WHAT NEEDS TO BE DONE:
Would you set down every entry shown below, precisely as written?
_ _ _ _ _ _ _
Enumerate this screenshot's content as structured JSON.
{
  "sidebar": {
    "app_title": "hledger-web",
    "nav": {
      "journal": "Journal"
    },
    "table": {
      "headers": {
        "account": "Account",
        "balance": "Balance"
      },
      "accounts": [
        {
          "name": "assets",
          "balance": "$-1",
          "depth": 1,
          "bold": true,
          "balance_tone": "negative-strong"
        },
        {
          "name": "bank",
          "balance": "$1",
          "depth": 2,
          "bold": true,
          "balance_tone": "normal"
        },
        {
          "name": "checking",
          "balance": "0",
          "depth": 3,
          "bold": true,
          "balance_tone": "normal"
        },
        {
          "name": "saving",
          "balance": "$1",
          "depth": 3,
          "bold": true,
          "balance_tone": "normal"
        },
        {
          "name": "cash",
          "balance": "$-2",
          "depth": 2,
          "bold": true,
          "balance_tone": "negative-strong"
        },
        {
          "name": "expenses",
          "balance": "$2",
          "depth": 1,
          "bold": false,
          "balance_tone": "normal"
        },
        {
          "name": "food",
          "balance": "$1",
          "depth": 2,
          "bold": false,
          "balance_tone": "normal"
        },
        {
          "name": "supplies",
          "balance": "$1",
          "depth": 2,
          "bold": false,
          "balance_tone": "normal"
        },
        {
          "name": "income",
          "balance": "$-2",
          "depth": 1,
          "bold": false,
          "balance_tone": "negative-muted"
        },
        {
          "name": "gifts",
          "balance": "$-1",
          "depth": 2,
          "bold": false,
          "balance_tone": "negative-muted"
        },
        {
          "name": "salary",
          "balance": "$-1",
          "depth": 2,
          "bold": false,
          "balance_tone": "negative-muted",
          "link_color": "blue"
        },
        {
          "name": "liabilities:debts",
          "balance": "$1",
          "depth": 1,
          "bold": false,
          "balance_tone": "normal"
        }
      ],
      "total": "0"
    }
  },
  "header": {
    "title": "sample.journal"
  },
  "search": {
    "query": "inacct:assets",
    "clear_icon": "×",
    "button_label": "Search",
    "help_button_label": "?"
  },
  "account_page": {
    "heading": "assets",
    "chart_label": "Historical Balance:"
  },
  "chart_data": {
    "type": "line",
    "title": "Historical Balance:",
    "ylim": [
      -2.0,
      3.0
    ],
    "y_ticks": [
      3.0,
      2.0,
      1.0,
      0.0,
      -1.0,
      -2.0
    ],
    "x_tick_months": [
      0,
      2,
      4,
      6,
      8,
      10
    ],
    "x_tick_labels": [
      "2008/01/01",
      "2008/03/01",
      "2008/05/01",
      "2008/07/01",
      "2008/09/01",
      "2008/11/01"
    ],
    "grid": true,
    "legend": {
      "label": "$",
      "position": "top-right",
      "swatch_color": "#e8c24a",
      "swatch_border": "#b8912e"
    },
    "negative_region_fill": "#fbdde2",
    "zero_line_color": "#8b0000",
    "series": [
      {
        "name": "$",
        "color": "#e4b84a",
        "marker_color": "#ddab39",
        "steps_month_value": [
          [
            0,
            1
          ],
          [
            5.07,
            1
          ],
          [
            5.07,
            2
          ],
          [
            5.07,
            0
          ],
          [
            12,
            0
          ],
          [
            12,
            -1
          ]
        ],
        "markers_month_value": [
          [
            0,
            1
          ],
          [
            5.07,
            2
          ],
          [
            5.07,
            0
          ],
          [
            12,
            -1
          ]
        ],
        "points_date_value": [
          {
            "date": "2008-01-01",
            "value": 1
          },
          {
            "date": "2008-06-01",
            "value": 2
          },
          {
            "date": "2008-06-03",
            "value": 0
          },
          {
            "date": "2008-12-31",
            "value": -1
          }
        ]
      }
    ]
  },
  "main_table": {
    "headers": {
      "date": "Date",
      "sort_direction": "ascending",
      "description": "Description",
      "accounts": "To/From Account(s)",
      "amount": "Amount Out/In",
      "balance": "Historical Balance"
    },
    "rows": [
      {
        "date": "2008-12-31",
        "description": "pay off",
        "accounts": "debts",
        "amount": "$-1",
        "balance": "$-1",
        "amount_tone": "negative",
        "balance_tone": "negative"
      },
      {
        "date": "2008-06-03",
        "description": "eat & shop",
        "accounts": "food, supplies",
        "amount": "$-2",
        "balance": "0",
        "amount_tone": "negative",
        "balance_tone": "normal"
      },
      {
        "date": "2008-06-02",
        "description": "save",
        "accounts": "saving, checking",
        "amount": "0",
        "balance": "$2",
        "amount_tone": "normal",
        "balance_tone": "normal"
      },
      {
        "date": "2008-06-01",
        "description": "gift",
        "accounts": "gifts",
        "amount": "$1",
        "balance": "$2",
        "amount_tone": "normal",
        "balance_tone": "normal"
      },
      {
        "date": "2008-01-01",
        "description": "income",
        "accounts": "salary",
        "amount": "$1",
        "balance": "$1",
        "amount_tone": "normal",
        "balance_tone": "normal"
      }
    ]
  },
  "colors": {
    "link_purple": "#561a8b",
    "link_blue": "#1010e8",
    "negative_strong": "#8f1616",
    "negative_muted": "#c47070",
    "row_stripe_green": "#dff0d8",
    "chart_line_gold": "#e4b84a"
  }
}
_ _ _ _ _ _ _
EXERCISE RESPONSE:
Enumerate this screenshot's content as structured JSON.
{
  "sidebar": {
    "app_title": "hledger-web",
    "nav": {
      "journal": "Journal"
    },
    "table": {
      "headers": {
        "account": "Account",
        "balance": "Balance"
      },
      "accounts": [
        {
          "name": "assets",
          "balance": "$-1",
          "depth": 1,
          "bold": true,
          "balance_tone": "negative-strong"
        },
        {
          "name": "bank",
          "balance": "$1",
          "depth": 2,
          "bold": true,
          "balance_tone": "normal"
        },
        {
          "name": "checking",
          "balance": "0",
          "depth": 3,
          "bold": true,
          "balance_tone": "normal"
        },
        {
          "name": "saving",
          "balance": "$1",
          "depth": 3,
          "bold": true,
          "balance_tone": "normal"
        },
        {
          "name": "cash",
          "balance": "$-2",
          "depth": 2,
          "bold": true,
          "balance_tone": "negative-strong"
        },
        {
          "name": "expenses",
          "balance": "$2",
          "depth": 1,
          "bold": false,
          "balance_tone": "normal"
        },
        {
          "name": "food",
          "balance": "$1",
          "depth": 2,
          "bold": false,
          "balance_tone": "normal"
        },
        {
          "name": "supplies",
          "balance": "$1",
          "depth": 2,
          "bold": false,
          "balance_tone": "normal"
        },
        {
          "name": "income",
          "balance": "$-2",
          "depth": 1,
          "bold": false,
          "balance_tone": "negative-muted"
        },
        {
          "name": "gifts",
          "balance": "$-1",
          "depth": 2,
          "bold": false,
          "balance_tone": "negative-muted"
        },
        {
          "name": "salary",
          "balance": "$-1",
          "depth": 2,
          "bold": false,
          "balance_tone": "negative-muted",
          "link_color": "blue"
        },
        {
          "name": "liabilities:debts",
          "balance": "$1",
          "depth": 1,
          "bold": false,
          "balance_tone": "normal"
        }
      ],
      "total": "0"
    }
  },
  "header": {
    "title": "sample.journal"
  },
  "search": {
    "query": "inacct:assets",
    "clear_icon": "×",
    "button_label": "Search",
    "help_button_label": "?"
  },
  "account_page": {
    "heading": "assets",
    "chart_label": "Historical Balance:"
  },
  "chart_data": {
    "type": "line",
    "title": "Historical Balance:",
    "ylim": [
      -2.0,
      3.0
    ],
    "y_ticks": [
      3.0,
      2.0,
      1.0,
      0.0,
      -1.0,
      -2.0
    ],
    "x_tick_months": [
      0,
      2,
      4,
      6,
      8,
      10
    ],
    "x_tick_labels": [
      "2008/01/01",
      "2008/03/01",
      "2008/05/01",
      "2008/07/01",
      "2008/09/01",
      "2008/11/01"
    ],
    "grid": true,
    "legend": {
      "label": "$",
      "position": "top-right",
      "swatch_color": "#e8c24a",
      "swatch_border": "#b8912e"
    },
    "negative_region_fill": "#fbdde2",
    "zero_line_color": "#8b0000",
    "series": [
      {
        "name": "$",
        "color": "#e4b84a",
        "marker_color": "#ddab39",
        "steps_month_value": [
          [
            0,
            1
          ],
          [
            5.07,
            1
          ],
          [
            5.07,
            2
          ],
          [
            5.07,
            0
          ],
          [
            12,
            0
          ],
          [
            12,
            -1
          ]
        ],
        "markers_month_value": [
          [
            0,
            1
          ],
          [
            5.07,
            2
          ],
          [
            5.07,
            0
          ],
          [
            12,
            -1
          ]
        ],
        "points_date_value": [
          {
            "date": "2008-01-01",
            "value": 1
          },
          {
            "date": "2008-06-01",
            "value": 2
          },
          {
            "date": "2008-06-03",
            "value": 0
          },
          {
            "date": "2008-12-31",
            "value": -1
          }
        ]
      }
    ]
  },
  "main_table": {
    "headers": {
      "date": "Date",
      "sort_direction": "ascending",
      "description": "Description",
      "accounts": "To/From Account(s)",
      "amount": "Amount Out/In",
      "balance": "Historical Balance"
    },
    "rows": [
      {
        "date": "2008-12-31",
        "description": "pay off",
        "accounts": "debts",
        "amount": "$-1",
        "balance": "$-1",
        "amount_tone": "negative",
        "balance_tone": "negative"
      },
      {
        "date": "2008-06-03",
        "description": "eat & shop",
        "accounts": "food, supplies",
        "amount": "$-2",
        "balance": "0",
        "amount_tone": "negative",
        "balance_tone": "normal"
      },
      {
        "date": "2008-06-02",
        "description": "save",
        "accounts": "saving, checking",
        "amount": "0",
        "balance": "$2",
        "amount_tone": "normal",
        "balance_tone": "normal"
      },
      {
        "date": "2008-06-01",
        "description": "gift",
        "accounts": "gifts",
        "amount": "$1",
        "balance": "$2",
        "amount_tone": "normal",
        "balance_tone": "normal"
      },
      {
        "date": "2008-01-01",
        "description": "income",
        "accounts": "salary",
        "amount": "$1",
        "balance": "$1",
        "amount_tone": "normal",
        "balance_tone": "normal"
      }
    ]
  },
  "colors": {
    "link_purple": "#561a8b",
    "link_blue": "#1010e8",
    "negative_strong": "#8f1616",
    "negative_muted": "#c47070",
    "row_stripe_green": "#dff0d8",
    "chart_line_gold": "#e4b84a"
  }
}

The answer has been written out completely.